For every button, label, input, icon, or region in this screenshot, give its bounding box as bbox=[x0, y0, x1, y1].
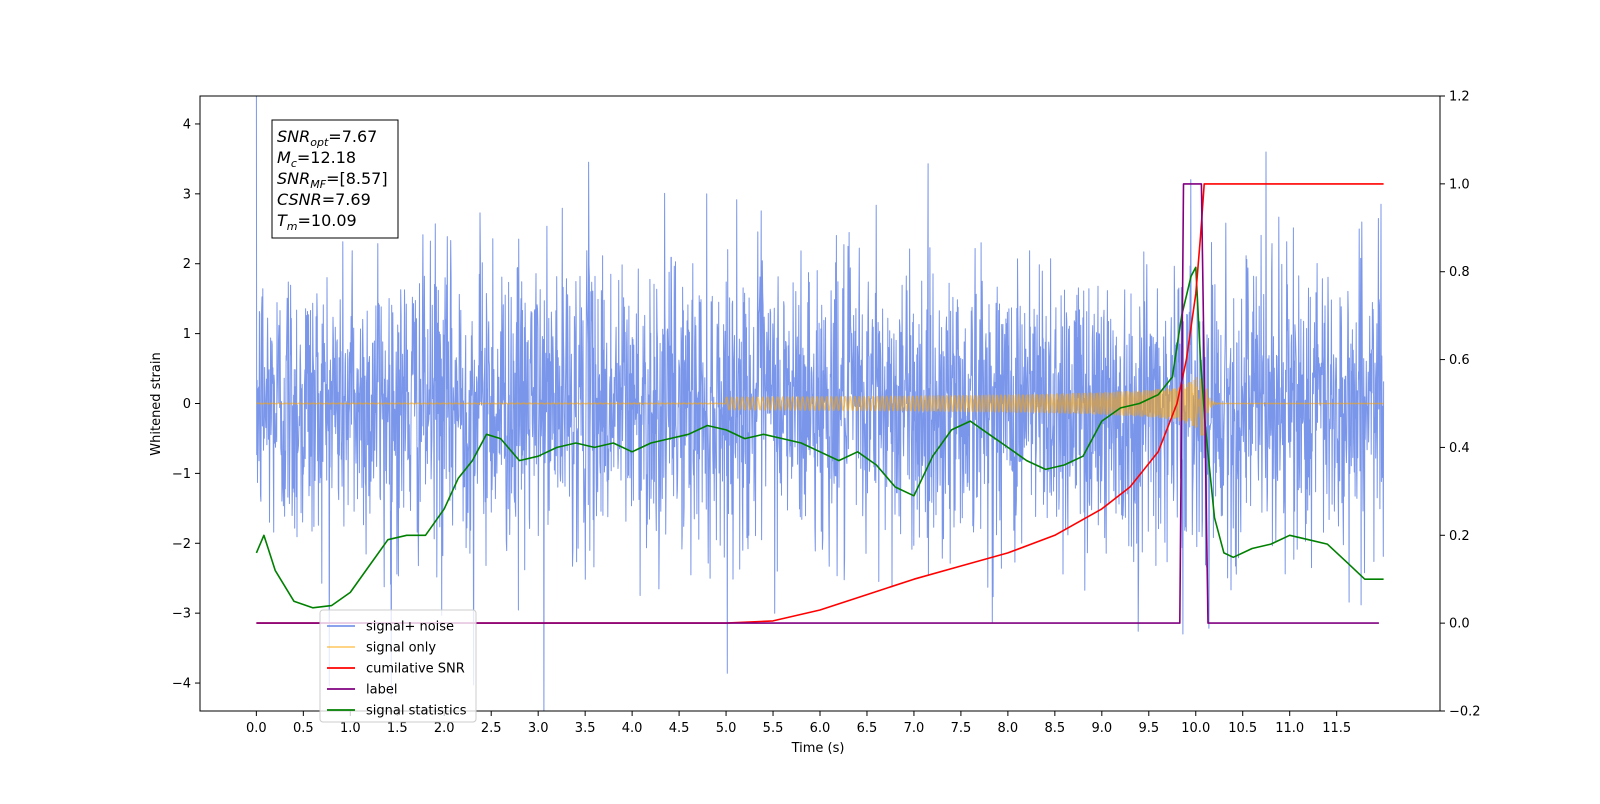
x-tick-label: 10.5 bbox=[1228, 721, 1257, 736]
series-line-1 bbox=[256, 376, 1384, 436]
series-line-2 bbox=[256, 183, 1384, 624]
x-tick-label: 2.5 bbox=[481, 721, 502, 736]
y-tick-label: −3 bbox=[172, 607, 191, 622]
series-line-3 bbox=[256, 183, 1379, 624]
legend: signal+ noise signal only cumilative SNR la… bbox=[319, 609, 477, 723]
annotation-line: Mc=12.18 bbox=[277, 148, 356, 170]
x-tick-label: 1.5 bbox=[387, 721, 408, 736]
annotation-frame bbox=[271, 119, 399, 239]
x-tick-label: 10.0 bbox=[1181, 721, 1210, 736]
x-tick-label: 3.0 bbox=[528, 721, 549, 736]
x-axis-label: Time (s) bbox=[791, 741, 845, 756]
x-tick-label: 7.5 bbox=[951, 721, 972, 736]
legend-label: signal+ noise bbox=[366, 620, 454, 635]
x-tick-label: 0.0 bbox=[246, 721, 267, 736]
legend-label: signal statistics bbox=[366, 704, 467, 719]
annotation-line: CSNR=7.69 bbox=[277, 190, 371, 209]
x-tick-label: 2.0 bbox=[434, 721, 455, 736]
y2-tick-label: 0.4 bbox=[1449, 441, 1470, 456]
legend-label: label bbox=[366, 683, 397, 698]
y2-tick-label: 1.0 bbox=[1449, 177, 1470, 192]
x-tick-label: 3.5 bbox=[575, 721, 596, 736]
y-tick-label: 4 bbox=[183, 117, 191, 132]
legend-frame bbox=[319, 609, 477, 723]
y-tick-label: 2 bbox=[183, 257, 191, 272]
y2-tick-label: 1.2 bbox=[1449, 90, 1470, 105]
annotation-line: SNRMF=[8.57] bbox=[277, 169, 388, 191]
y2-tick-label: 0.2 bbox=[1449, 529, 1470, 544]
y-axis-label: Whitened strain bbox=[149, 352, 164, 455]
x-tick-label: 8.0 bbox=[998, 721, 1019, 736]
y-tick-label: −4 bbox=[172, 677, 191, 692]
annotation-line: Tm=10.09 bbox=[277, 211, 357, 233]
ticks-layer: 0.0 0.5 1.0 1.5 2.0 2.5 3.0 3.5 4.0 4.5 5.0 5.5 6.0 6… bbox=[172, 90, 1481, 737]
x-tick-label: 8.5 bbox=[1045, 721, 1066, 736]
legend-label: signal only bbox=[366, 641, 436, 656]
x-tick-label: 6.0 bbox=[810, 721, 831, 736]
x-tick-label: 1.0 bbox=[340, 721, 361, 736]
x-tick-label: 0.5 bbox=[293, 721, 314, 736]
x-tick-label: 7.0 bbox=[904, 721, 925, 736]
annotation-box: SNRopt=7.67Mc=12.18SNRMF=[8.57]CSNR=7.69… bbox=[271, 119, 399, 239]
x-tick-label: 5.5 bbox=[763, 721, 784, 736]
x-tick-label: 6.5 bbox=[857, 721, 878, 736]
y-tick-label: −1 bbox=[172, 467, 191, 482]
x-tick-label: 9.5 bbox=[1138, 721, 1159, 736]
y2-tick-label: 0.6 bbox=[1449, 353, 1470, 368]
x-tick-label: 4.0 bbox=[622, 721, 643, 736]
y2-tick-label: 0.0 bbox=[1449, 617, 1470, 632]
legend-label: cumilative SNR bbox=[366, 662, 465, 677]
y-tick-label: 0 bbox=[183, 397, 191, 412]
x-tick-label: 9.0 bbox=[1091, 721, 1112, 736]
y-tick-label: 1 bbox=[183, 327, 191, 342]
x-tick-label: 5.0 bbox=[716, 721, 737, 736]
y2-tick-label: 0.8 bbox=[1449, 265, 1470, 280]
x-tick-label: 4.5 bbox=[669, 721, 690, 736]
y-tick-label: −2 bbox=[172, 537, 191, 552]
series-layer bbox=[255, 96, 1385, 711]
x-tick-label: 11.5 bbox=[1322, 721, 1351, 736]
x-tick-label: 11.0 bbox=[1275, 721, 1304, 736]
y2-tick-label: −0.2 bbox=[1449, 705, 1481, 720]
annotation-line: SNRopt=7.67 bbox=[277, 127, 377, 149]
y-tick-label: 3 bbox=[183, 187, 191, 202]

####################

WHAT IS BEING ASKED: Pull out the stretch of lines above from the one containing "x-tick-label: 10.5 bbox=[1228, 721, 1257, 736]" through the one containing "legend-label: signal statistics", both included, and reproduce each line unchanged.

SOLUTION TO THE PROBLEM:
x-tick-label: 10.5 bbox=[1228, 721, 1257, 736]
series-line-1 bbox=[256, 376, 1384, 436]
series-line-2 bbox=[256, 183, 1384, 624]
x-tick-label: 2.5 bbox=[481, 721, 502, 736]
y-tick-label: −3 bbox=[172, 607, 191, 622]
series-line-3 bbox=[256, 183, 1379, 624]
legend: signal+ noise signal only cumilative SNR la… bbox=[319, 609, 477, 723]
annotation-line: Mc=12.18 bbox=[277, 148, 356, 170]
x-tick-label: 1.5 bbox=[387, 721, 408, 736]
annotation-frame bbox=[271, 119, 399, 239]
x-tick-label: 10.0 bbox=[1181, 721, 1210, 736]
x-tick-label: 3.0 bbox=[528, 721, 549, 736]
x-axis-label: Time (s) bbox=[791, 741, 845, 756]
x-tick-label: 7.5 bbox=[951, 721, 972, 736]
legend-label: signal+ noise bbox=[366, 620, 454, 635]
x-tick-label: 0.0 bbox=[246, 721, 267, 736]
legend-label: signal statistics bbox=[366, 704, 467, 719]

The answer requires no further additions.